▶ _Aim of the task_
Show, in full, each line of the data that contains "BREVES".

▶ _Material shown_
__________
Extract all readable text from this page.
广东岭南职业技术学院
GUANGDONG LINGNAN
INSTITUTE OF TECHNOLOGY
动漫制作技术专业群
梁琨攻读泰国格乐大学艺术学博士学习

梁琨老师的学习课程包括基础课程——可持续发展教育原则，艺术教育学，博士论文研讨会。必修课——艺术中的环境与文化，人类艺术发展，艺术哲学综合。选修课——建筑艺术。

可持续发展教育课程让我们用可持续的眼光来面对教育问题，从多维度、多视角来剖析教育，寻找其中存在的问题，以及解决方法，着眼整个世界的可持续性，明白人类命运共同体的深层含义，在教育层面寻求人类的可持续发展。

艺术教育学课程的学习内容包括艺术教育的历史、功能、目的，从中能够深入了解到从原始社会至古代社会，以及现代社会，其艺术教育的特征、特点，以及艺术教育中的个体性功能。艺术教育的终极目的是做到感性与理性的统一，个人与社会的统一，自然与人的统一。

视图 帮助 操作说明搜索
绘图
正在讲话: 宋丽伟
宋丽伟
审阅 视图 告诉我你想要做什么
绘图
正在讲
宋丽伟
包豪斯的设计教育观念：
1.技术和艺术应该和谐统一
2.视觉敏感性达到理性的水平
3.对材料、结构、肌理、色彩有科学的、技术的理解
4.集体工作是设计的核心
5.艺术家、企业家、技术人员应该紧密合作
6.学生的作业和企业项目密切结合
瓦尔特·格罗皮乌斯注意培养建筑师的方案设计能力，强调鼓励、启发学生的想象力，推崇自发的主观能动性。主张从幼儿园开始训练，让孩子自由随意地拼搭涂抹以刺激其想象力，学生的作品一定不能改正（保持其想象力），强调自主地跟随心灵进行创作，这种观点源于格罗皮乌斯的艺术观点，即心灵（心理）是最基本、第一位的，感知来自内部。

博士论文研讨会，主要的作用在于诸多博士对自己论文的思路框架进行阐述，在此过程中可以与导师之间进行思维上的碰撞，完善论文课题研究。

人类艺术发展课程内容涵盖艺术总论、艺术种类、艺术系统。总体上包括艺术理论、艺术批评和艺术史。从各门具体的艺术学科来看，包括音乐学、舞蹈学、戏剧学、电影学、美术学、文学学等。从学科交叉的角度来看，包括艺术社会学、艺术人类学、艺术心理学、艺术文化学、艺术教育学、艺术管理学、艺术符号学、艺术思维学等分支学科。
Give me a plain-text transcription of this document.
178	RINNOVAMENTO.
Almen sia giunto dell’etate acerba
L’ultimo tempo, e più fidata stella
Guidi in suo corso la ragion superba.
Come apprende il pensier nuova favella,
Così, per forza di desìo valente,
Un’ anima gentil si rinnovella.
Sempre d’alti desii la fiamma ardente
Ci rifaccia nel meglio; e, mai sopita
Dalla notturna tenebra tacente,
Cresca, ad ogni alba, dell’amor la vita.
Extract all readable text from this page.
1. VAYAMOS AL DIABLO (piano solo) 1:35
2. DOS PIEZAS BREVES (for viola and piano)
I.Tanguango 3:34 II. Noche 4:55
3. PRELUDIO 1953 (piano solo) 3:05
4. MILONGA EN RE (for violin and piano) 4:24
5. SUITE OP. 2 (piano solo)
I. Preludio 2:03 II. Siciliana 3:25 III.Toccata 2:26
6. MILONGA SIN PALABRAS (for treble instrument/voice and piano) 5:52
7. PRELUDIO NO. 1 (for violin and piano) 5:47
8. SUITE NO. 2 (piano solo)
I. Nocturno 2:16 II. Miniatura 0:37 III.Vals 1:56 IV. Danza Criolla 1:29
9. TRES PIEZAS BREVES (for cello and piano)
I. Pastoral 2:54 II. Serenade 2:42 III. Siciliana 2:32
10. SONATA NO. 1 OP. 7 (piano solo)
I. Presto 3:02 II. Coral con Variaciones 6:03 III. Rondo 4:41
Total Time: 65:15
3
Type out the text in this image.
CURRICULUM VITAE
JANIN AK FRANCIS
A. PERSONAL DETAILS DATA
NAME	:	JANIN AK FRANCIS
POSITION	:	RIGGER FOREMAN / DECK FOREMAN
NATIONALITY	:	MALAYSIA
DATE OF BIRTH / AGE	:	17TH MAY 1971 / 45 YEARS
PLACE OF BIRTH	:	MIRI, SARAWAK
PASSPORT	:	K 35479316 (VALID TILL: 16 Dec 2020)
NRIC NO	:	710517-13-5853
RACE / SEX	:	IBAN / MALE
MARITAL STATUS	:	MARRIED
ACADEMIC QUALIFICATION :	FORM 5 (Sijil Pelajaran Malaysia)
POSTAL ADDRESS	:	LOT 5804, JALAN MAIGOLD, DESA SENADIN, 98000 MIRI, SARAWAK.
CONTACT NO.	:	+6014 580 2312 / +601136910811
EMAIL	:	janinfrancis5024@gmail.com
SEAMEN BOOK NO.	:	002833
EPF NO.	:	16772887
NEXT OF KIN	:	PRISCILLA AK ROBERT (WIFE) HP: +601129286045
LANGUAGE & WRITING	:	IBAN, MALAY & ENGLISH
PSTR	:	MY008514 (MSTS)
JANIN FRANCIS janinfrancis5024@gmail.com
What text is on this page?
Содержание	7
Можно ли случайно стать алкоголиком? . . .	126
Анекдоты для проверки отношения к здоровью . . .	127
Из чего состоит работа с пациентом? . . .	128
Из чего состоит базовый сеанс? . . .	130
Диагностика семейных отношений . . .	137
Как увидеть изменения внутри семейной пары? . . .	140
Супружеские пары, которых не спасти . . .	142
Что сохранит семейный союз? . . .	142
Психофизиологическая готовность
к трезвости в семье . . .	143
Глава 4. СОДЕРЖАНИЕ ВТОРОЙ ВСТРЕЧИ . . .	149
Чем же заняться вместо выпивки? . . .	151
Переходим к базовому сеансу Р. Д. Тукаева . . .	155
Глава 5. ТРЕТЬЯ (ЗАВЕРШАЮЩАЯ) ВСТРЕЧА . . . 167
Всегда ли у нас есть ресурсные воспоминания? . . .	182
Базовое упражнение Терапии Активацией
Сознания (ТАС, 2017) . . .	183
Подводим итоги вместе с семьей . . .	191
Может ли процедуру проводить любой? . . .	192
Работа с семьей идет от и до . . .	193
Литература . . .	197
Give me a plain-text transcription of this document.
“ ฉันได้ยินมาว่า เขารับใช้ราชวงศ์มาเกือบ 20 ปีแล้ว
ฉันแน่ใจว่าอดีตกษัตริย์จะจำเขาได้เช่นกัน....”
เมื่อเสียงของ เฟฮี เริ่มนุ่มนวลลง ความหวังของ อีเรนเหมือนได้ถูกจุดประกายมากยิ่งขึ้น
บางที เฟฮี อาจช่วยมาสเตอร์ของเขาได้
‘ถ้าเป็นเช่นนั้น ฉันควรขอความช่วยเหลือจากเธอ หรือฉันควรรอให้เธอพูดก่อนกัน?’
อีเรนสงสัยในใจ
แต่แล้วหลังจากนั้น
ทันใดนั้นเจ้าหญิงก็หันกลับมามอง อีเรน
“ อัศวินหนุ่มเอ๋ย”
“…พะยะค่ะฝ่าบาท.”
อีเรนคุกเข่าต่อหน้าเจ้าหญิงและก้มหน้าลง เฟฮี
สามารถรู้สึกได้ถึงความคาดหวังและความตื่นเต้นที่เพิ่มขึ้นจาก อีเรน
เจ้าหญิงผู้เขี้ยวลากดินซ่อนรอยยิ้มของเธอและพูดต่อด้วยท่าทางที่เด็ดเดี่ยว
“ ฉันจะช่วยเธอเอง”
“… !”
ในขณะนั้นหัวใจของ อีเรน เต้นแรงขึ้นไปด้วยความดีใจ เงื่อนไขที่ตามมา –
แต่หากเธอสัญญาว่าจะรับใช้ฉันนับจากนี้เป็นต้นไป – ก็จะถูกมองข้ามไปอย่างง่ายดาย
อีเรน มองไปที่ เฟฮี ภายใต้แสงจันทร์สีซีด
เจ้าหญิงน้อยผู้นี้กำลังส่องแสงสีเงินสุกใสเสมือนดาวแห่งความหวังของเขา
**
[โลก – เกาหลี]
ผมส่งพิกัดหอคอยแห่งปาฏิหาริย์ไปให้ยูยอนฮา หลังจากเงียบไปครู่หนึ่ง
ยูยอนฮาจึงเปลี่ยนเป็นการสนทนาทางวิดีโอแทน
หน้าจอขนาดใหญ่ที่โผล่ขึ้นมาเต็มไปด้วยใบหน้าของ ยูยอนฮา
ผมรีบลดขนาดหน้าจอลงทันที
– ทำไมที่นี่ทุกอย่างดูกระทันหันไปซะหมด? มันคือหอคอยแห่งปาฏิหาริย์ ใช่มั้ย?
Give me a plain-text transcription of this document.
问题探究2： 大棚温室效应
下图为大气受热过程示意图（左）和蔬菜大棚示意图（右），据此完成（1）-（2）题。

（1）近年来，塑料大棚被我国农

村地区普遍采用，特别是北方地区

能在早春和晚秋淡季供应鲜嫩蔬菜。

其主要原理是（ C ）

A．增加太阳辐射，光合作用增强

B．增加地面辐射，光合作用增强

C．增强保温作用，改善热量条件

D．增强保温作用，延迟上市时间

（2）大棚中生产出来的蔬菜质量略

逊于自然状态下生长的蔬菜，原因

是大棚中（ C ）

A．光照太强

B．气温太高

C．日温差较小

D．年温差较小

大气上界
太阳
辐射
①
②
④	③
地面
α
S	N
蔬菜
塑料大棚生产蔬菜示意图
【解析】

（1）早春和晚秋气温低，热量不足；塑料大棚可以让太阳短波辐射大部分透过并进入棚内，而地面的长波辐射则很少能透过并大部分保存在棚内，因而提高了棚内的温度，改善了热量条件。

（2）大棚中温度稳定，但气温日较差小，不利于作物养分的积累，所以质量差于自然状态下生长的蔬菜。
__________
▶ _Answer to this task_
2. DOS PIEZAS BREVES (for viola and piano)
9. TRES PIEZAS BREVES (for cello and piano)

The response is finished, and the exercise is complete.